Aim
Wherever the string "star" appears, copy the whole line.

Part of a data file
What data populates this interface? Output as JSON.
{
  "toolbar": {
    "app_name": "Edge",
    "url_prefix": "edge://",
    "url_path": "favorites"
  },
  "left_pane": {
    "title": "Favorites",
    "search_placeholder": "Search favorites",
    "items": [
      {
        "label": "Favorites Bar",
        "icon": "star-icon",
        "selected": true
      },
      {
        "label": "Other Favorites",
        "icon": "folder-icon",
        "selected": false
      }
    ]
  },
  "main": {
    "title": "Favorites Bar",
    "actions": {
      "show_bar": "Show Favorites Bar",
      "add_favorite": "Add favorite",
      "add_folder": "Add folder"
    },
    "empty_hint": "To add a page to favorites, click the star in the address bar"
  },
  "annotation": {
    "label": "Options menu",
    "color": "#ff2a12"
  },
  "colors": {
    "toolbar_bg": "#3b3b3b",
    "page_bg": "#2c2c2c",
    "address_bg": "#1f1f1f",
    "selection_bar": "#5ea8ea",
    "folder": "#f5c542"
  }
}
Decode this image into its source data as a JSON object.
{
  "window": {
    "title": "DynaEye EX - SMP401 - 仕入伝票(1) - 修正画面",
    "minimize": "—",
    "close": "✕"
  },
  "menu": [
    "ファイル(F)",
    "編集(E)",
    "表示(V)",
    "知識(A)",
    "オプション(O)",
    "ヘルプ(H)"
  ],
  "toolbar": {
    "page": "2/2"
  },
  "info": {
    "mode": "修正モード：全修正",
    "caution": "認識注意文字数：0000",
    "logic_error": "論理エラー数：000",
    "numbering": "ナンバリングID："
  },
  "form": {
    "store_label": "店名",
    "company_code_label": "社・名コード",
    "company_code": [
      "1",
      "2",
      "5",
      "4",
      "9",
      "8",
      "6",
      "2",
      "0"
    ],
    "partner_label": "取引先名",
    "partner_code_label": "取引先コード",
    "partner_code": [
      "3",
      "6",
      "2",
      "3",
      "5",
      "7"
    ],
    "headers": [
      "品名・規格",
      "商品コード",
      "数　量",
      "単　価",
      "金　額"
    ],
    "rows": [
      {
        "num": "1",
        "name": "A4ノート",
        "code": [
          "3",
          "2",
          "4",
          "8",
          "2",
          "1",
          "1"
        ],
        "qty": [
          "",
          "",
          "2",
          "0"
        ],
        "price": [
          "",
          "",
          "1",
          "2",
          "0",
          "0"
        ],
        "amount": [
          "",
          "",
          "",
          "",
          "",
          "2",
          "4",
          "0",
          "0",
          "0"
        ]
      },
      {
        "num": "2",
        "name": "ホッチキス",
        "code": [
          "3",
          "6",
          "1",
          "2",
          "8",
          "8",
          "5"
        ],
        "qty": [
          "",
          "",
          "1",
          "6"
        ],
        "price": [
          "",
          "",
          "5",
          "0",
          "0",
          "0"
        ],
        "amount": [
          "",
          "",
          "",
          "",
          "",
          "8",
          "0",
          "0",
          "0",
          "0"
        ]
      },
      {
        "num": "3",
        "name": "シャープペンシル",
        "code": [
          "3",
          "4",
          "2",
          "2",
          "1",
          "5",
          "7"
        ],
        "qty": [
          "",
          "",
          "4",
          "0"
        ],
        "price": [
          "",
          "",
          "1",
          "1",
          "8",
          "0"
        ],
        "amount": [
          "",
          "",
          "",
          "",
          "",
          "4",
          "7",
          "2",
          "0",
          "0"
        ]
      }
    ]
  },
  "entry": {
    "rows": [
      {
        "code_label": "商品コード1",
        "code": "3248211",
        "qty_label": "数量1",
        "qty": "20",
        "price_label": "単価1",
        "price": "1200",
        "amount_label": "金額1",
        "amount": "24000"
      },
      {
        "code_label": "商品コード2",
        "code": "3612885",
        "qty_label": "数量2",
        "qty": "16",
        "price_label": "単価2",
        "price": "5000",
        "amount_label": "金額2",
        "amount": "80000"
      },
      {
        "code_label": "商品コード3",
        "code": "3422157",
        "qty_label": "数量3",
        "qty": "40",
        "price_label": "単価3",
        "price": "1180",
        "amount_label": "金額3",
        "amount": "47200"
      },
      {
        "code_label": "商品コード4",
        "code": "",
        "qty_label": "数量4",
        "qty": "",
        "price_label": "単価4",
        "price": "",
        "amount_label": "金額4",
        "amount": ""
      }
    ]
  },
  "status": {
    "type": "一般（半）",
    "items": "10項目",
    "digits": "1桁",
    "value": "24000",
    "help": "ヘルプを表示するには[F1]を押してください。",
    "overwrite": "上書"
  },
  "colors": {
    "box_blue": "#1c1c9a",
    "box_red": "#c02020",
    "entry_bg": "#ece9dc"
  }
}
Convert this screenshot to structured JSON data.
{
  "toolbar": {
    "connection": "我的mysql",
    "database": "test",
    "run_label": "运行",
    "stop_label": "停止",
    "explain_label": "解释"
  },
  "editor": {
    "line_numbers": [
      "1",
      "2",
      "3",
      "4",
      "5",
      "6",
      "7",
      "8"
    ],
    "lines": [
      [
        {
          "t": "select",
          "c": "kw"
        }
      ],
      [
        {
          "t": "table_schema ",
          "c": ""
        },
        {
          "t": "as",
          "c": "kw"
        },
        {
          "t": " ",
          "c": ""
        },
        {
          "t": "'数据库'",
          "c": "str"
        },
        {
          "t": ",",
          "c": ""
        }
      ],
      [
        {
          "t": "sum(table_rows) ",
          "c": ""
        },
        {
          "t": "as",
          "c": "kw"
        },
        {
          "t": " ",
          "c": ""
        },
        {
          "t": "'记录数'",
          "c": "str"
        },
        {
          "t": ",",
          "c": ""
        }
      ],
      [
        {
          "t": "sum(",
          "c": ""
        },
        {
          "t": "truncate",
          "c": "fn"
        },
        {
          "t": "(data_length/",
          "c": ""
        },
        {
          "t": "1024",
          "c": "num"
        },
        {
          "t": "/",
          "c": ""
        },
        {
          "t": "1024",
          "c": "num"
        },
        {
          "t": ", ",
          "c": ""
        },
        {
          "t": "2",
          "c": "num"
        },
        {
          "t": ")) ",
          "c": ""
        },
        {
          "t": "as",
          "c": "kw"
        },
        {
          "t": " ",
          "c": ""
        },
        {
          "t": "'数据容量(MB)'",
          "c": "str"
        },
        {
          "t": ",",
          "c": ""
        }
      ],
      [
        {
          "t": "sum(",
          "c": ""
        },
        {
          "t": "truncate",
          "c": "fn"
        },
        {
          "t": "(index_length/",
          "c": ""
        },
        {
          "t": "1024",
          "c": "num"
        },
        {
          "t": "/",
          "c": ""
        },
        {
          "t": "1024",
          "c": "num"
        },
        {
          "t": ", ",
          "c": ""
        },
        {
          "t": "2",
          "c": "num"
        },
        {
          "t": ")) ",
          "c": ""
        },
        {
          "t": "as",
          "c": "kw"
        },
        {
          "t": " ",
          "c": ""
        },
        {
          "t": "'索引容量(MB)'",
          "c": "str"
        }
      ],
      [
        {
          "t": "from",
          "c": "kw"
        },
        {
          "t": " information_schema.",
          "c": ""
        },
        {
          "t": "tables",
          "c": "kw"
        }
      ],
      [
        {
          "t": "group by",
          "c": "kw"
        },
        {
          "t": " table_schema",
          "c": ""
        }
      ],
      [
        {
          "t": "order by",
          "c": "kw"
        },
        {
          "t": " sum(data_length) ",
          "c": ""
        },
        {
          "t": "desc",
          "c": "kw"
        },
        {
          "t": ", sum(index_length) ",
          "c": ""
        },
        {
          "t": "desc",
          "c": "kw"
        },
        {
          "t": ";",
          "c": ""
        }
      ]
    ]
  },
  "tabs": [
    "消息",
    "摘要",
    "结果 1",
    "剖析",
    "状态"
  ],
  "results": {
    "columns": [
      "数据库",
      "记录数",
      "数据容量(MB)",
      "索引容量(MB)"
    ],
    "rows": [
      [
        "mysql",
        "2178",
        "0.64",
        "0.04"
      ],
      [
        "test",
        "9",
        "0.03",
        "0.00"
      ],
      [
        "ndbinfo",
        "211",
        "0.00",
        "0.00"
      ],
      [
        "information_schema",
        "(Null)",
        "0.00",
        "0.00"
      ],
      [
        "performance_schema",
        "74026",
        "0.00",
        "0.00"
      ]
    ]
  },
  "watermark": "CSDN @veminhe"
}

Result below
        "icon": "star-icon",
    "empty_hint": "To add a page to favorites, click the star in the address bar"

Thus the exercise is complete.